_Extracted entries_

--------

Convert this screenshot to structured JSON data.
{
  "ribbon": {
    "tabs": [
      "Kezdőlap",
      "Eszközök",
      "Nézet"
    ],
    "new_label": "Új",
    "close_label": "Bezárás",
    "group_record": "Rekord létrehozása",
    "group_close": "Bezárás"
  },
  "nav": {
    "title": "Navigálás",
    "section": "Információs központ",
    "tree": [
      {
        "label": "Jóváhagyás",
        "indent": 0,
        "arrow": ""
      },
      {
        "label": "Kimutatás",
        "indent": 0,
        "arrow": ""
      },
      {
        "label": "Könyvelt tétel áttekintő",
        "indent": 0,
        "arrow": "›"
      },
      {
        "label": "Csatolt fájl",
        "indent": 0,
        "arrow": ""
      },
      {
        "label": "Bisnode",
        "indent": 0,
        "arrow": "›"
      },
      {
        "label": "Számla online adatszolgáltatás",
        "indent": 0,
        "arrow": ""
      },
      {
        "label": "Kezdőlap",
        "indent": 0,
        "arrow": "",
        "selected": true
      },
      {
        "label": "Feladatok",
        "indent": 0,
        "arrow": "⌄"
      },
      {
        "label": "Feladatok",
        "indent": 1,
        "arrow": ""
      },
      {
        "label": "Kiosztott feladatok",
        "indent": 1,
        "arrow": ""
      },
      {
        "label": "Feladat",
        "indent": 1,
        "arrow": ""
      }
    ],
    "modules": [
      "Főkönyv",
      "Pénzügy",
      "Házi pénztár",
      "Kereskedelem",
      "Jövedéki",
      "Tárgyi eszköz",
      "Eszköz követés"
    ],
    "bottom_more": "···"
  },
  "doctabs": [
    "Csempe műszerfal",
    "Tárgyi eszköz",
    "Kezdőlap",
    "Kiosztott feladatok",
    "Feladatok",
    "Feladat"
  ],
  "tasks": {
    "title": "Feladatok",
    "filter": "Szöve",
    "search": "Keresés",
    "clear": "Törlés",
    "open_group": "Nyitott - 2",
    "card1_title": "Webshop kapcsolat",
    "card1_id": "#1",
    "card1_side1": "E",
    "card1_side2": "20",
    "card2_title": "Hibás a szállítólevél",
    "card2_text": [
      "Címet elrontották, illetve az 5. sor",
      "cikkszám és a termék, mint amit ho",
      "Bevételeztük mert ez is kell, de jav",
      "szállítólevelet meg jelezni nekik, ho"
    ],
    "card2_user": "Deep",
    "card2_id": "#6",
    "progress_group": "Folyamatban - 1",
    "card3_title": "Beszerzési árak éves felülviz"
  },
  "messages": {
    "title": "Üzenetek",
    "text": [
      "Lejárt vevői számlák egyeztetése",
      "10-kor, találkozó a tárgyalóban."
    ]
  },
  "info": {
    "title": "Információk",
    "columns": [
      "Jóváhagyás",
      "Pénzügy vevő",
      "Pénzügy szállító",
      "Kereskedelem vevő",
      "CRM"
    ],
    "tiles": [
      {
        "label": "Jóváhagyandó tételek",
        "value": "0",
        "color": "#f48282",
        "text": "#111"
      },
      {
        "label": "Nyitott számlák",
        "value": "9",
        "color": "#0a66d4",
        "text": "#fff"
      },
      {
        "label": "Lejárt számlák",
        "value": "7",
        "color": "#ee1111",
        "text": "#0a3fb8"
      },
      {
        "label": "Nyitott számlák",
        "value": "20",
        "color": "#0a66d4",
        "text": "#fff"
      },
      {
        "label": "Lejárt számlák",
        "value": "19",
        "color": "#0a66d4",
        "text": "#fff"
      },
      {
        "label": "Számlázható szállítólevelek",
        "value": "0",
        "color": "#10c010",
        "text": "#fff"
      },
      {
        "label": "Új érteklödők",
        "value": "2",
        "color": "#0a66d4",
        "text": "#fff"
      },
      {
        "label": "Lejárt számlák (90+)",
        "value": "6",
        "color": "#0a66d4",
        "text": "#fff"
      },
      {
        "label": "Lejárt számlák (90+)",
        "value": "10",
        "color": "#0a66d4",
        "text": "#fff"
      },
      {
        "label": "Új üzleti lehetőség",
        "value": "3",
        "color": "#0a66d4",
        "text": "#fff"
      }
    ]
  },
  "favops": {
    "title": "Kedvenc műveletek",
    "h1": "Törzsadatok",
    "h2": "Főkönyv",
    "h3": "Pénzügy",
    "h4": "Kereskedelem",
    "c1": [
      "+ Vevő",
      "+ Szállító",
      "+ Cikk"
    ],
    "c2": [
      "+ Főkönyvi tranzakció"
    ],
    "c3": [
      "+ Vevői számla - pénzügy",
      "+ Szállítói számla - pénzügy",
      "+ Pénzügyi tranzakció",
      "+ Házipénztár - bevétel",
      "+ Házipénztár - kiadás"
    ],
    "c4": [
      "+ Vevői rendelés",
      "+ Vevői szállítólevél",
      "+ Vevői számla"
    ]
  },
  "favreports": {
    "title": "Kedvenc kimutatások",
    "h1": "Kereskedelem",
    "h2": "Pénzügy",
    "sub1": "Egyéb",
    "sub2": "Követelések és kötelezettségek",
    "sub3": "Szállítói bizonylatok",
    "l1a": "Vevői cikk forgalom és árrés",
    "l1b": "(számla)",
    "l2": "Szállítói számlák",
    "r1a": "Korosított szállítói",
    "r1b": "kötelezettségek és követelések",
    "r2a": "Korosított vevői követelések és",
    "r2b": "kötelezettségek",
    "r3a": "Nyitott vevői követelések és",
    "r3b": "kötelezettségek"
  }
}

--------

_Your instructions_
Using the data above, reproduce every line exactly.

_Answer to this problem_
Convert this screenshot to structured JSON data.
{
  "ribbon": {
    "tabs": [
      "Kezdőlap",
      "Eszközök",
      "Nézet"
    ],
    "new_label": "Új",
    "close_label": "Bezárás",
    "group_record": "Rekord létrehozása",
    "group_close": "Bezárás"
  },
  "nav": {
    "title": "Navigálás",
    "section": "Információs központ",
    "tree": [
      {
        "label": "Jóváhagyás",
        "indent": 0,
        "arrow": ""
      },
      {
        "label": "Kimutatás",
        "indent": 0,
        "arrow": ""
      },
      {
        "label": "Könyvelt tétel áttekintő",
        "indent": 0,
        "arrow": "›"
      },
      {
        "label": "Csatolt fájl",
        "indent": 0,
        "arrow": ""
      },
      {
        "label": "Bisnode",
        "indent": 0,
        "arrow": "›"
      },
      {
        "label": "Számla online adatszolgáltatás",
        "indent": 0,
        "arrow": ""
      },
      {
        "label": "Kezdőlap",
        "indent": 0,
        "arrow": "",
        "selected": true
      },
      {
        "label": "Feladatok",
        "indent": 0,
        "arrow": "⌄"
      },
      {
        "label": "Feladatok",
        "indent": 1,
        "arrow": ""
      },
      {
        "label": "Kiosztott feladatok",
        "indent": 1,
        "arrow": ""
      },
      {
        "label": "Feladat",
        "indent": 1,
        "arrow": ""
      }
    ],
    "modules": [
      "Főkönyv",
      "Pénzügy",
      "Házi pénztár",
      "Kereskedelem",
      "Jövedéki",
      "Tárgyi eszköz",
      "Eszköz követés"
    ],
    "bottom_more": "···"
  },
  "doctabs": [
    "Csempe műszerfal",
    "Tárgyi eszköz",
    "Kezdőlap",
    "Kiosztott feladatok",
    "Feladatok",
    "Feladat"
  ],
  "tasks": {
    "title": "Feladatok",
    "filter": "Szöve",
    "search": "Keresés",
    "clear": "Törlés",
    "open_group": "Nyitott - 2",
    "card1_title": "Webshop kapcsolat",
    "card1_id": "#1",
    "card1_side1": "E",
    "card1_side2": "20",
    "card2_title": "Hibás a szállítólevél",
    "card2_text": [
      "Címet elrontották, illetve az 5. sor",
      "cikkszám és a termék, mint amit ho",
      "Bevételeztük mert ez is kell, de jav",
      "szállítólevelet meg jelezni nekik, ho"
    ],
    "card2_user": "Deep",
    "card2_id": "#6",
    "progress_group": "Folyamatban - 1",
    "card3_title": "Beszerzési árak éves felülviz"
  },
  "messages": {
    "title": "Üzenetek",
    "text": [
      "Lejárt vevői számlák egyeztetése",
      "10-kor, találkozó a tárgyalóban."
    ]
  },
  "info": {
    "title": "Információk",
    "columns": [
      "Jóváhagyás",
      "Pénzügy vevő",
      "Pénzügy szállító",
      "Kereskedelem vevő",
      "CRM"
    ],
    "tiles": [
      {
        "label": "Jóváhagyandó tételek",
        "value": "0",
        "color": "#f48282",
        "text": "#111"
      },
      {
        "label": "Nyitott számlák",
        "value": "9",
        "color": "#0a66d4",
        "text": "#fff"
      },
      {
        "label": "Lejárt számlák",
        "value": "7",
        "color": "#ee1111",
        "text": "#0a3fb8"
      },
      {
        "label": "Nyitott számlák",
        "value": "20",
        "color": "#0a66d4",
        "text": "#fff"
      },
      {
        "label": "Lejárt számlák",
        "value": "19",
        "color": "#0a66d4",
        "text": "#fff"
      },
      {
        "label": "Számlázható szállítólevelek",
        "value": "0",
        "color": "#10c010",
        "text": "#fff"
      },
      {
        "label": "Új érteklödők",
        "value": "2",
        "color": "#0a66d4",
        "text": "#fff"
      },
      {
        "label": "Lejárt számlák (90+)",
        "value": "6",
        "color": "#0a66d4",
        "text": "#fff"
      },
      {
        "label": "Lejárt számlák (90+)",
        "value": "10",
        "color": "#0a66d4",
        "text": "#fff"
      },
      {
        "label": "Új üzleti lehetőség",
        "value": "3",
        "color": "#0a66d4",
        "text": "#fff"
      }
    ]
  },
  "favops": {
    "title": "Kedvenc műveletek",
    "h1": "Törzsadatok",
    "h2": "Főkönyv",
    "h3": "Pénzügy",
    "h4": "Kereskedelem",
    "c1": [
      "+ Vevő",
      "+ Szállító",
      "+ Cikk"
    ],
    "c2": [
      "+ Főkönyvi tranzakció"
    ],
    "c3": [
      "+ Vevői számla - pénzügy",
      "+ Szállítói számla - pénzügy",
      "+ Pénzügyi tranzakció",
      "+ Házipénztár - bevétel",
      "+ Házipénztár - kiadás"
    ],
    "c4": [
      "+ Vevői rendelés",
      "+ Vevői szállítólevél",
      "+ Vevői számla"
    ]
  },
  "favreports": {
    "title": "Kedvenc kimutatások",
    "h1": "Kereskedelem",
    "h2": "Pénzügy",
    "sub1": "Egyéb",
    "sub2": "Követelések és kötelezettségek",
    "sub3": "Szállítói bizonylatok",
    "l1a": "Vevői cikk forgalom és árrés",
    "l1b": "(számla)",
    "l2": "Szállítói számlák",
    "r1a": "Korosított szállítói",
    "r1b": "kötelezettségek és követelések",
    "r2a": "Korosított vevői követelések és",
    "r2b": "kötelezettségek",
    "r3a": "Nyitott vevői követelések és",
    "r3b": "kötelezettségek"
  }
}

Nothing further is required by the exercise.